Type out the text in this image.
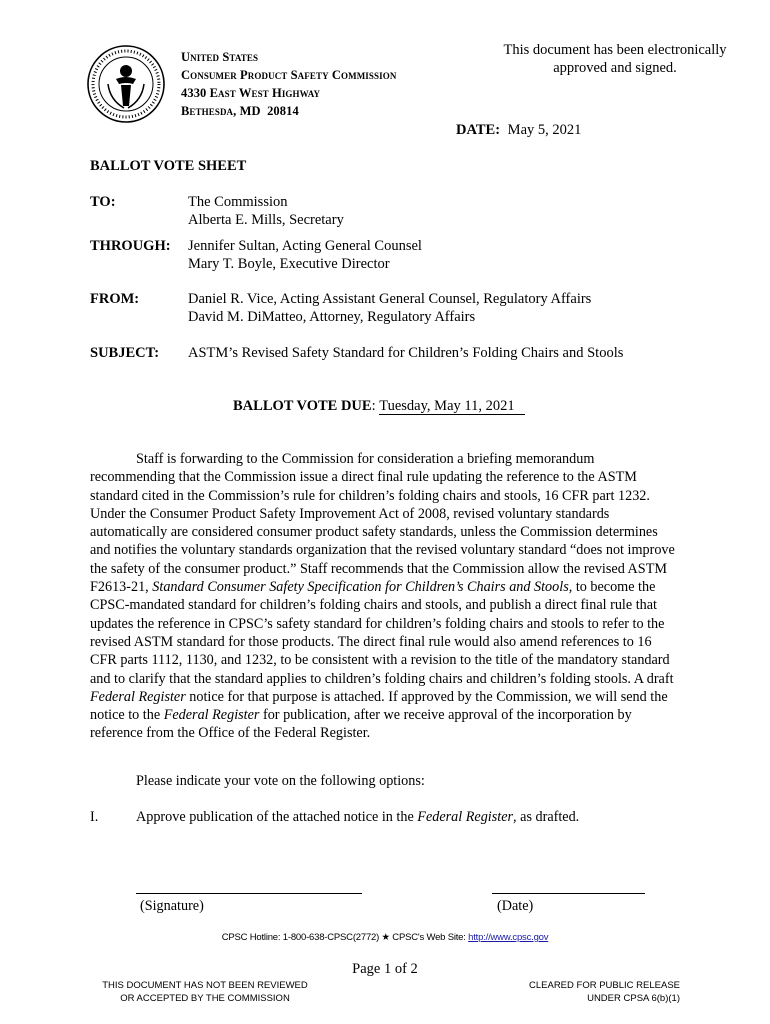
United States
Consumer Product Safety Commission
4330 East West Highway
Bethesda, MD  20814
This document has been electronically
approved and signed.
DATE: May 5, 2021
BALLOT VOTE SHEET
TO:	The Commission
Alberta E. Mills, Secretary
THROUGH: Jennifer Sultan, Acting General Counsel
Mary T. Boyle, Executive Director
FROM:	Daniel R. Vice, Acting Assistant General Counsel, Regulatory Affairs
David M. DiMatteo, Attorney, Regulatory Affairs
SUBJECT: ASTM’s Revised Safety Standard for Children’s Folding Chairs and Stools
BALLOT VOTE DUE: Tuesday, May 11, 2021
Staff is forwarding to the Commission for consideration a briefing memorandum recommending that the Commission issue a direct final rule updating the reference to the ASTM standard cited in the Commission’s rule for children’s folding chairs and stools, 16 CFR part 1232. Under the Consumer Product Safety Improvement Act of 2008, revised voluntary standards automatically are considered consumer product safety standards, unless the Commission determines and notifies the voluntary standards organization that the revised voluntary standard “does not improve the safety of the consumer product.” Staff recommends that the Commission allow the revised ASTM F2613-21, Standard Consumer Safety Specification for Children’s Chairs and Stools, to become the CPSC-mandated standard for children’s folding chairs and stools, and publish a direct final rule that updates the reference in CPSC’s safety standard for children’s folding chairs and stools to refer to the revised ASTM standard for those products. The direct final rule would also amend references to 16 CFR parts 1112, 1130, and 1232, to be consistent with a revision to the title of the mandatory standard and to clarify that the standard applies to children’s folding chairs and children’s folding stools. A draft Federal Register notice for that purpose is attached. If approved by the Commission, we will send the notice to the Federal Register for publication, after we receive approval of the incorporation by reference from the Office of the Federal Register.
Please indicate your vote on the following options:
I.	Approve publication of the attached notice in the Federal Register, as drafted.
(Signature)	(Date)
CPSC Hotline: 1-800-638-CPSC(2772) ★ CPSC's Web Site: http://www.cpsc.gov
Page 1 of 2
THIS DOCUMENT HAS NOT BEEN REVIEWED
OR ACCEPTED BY THE COMMISSION
CLEARED FOR PUBLIC RELEASE
UNDER CPSA 6(b)(1)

# # # # # # #

#### [PROBLEM STATEMENT]
Print each line of the material above exactly, with the pictures removed from your copy.

#### [CORRECT OUTPUT]
Type out the text in this image.
United States
Consumer Product Safety Commission
4330 East West Highway
Bethesda, MD  20814
This document has been electronically
approved and signed.
DATE: May 5, 2021
BALLOT VOTE SHEET
TO:	The Commission
Alberta E. Mills, Secretary
THROUGH: Jennifer Sultan, Acting General Counsel
Mary T. Boyle, Executive Director
FROM:	Daniel R. Vice, Acting Assistant General Counsel, Regulatory Affairs
David M. DiMatteo, Attorney, Regulatory Affairs
SUBJECT: ASTM’s Revised Safety Standard for Children’s Folding Chairs and Stools
BALLOT VOTE DUE: Tuesday, May 11, 2021
Staff is forwarding to the Commission for consideration a briefing memorandum recommending that the Commission issue a direct final rule updating the reference to the ASTM standard cited in the Commission’s rule for children’s folding chairs and stools, 16 CFR part 1232. Under the Consumer Product Safety Improvement Act of 2008, revised voluntary standards automatically are considered consumer product safety standards, unless the Commission determines and notifies the voluntary standards organization that the revised voluntary standard “does not improve the safety of the consumer product.” Staff recommends that the Commission allow the revised ASTM F2613-21, Standard Consumer Safety Specification for Children’s Chairs and Stools, to become the CPSC-mandated standard for children’s folding chairs and stools, and publish a direct final rule that updates the reference in CPSC’s safety standard for children’s folding chairs and stools to refer to the revised ASTM standard for those products. The direct final rule would also amend references to 16 CFR parts 1112, 1130, and 1232, to be consistent with a revision to the title of the mandatory standard and to clarify that the standard applies to children’s folding chairs and children’s folding stools. A draft Federal Register notice for that purpose is attached. If approved by the Commission, we will send the notice to the Federal Register for publication, after we receive approval of the incorporation by reference from the Office of the Federal Register.
Please indicate your vote on the following options:
I.	Approve publication of the attached notice in the Federal Register, as drafted.
(Signature)	(Date)
CPSC Hotline: 1-800-638-CPSC(2772) ★ CPSC's Web Site: http://www.cpsc.gov
Page 1 of 2
THIS DOCUMENT HAS NOT BEEN REVIEWED
OR ACCEPTED BY THE COMMISSION
CLEARED FOR PUBLIC RELEASE
UNDER CPSA 6(b)(1)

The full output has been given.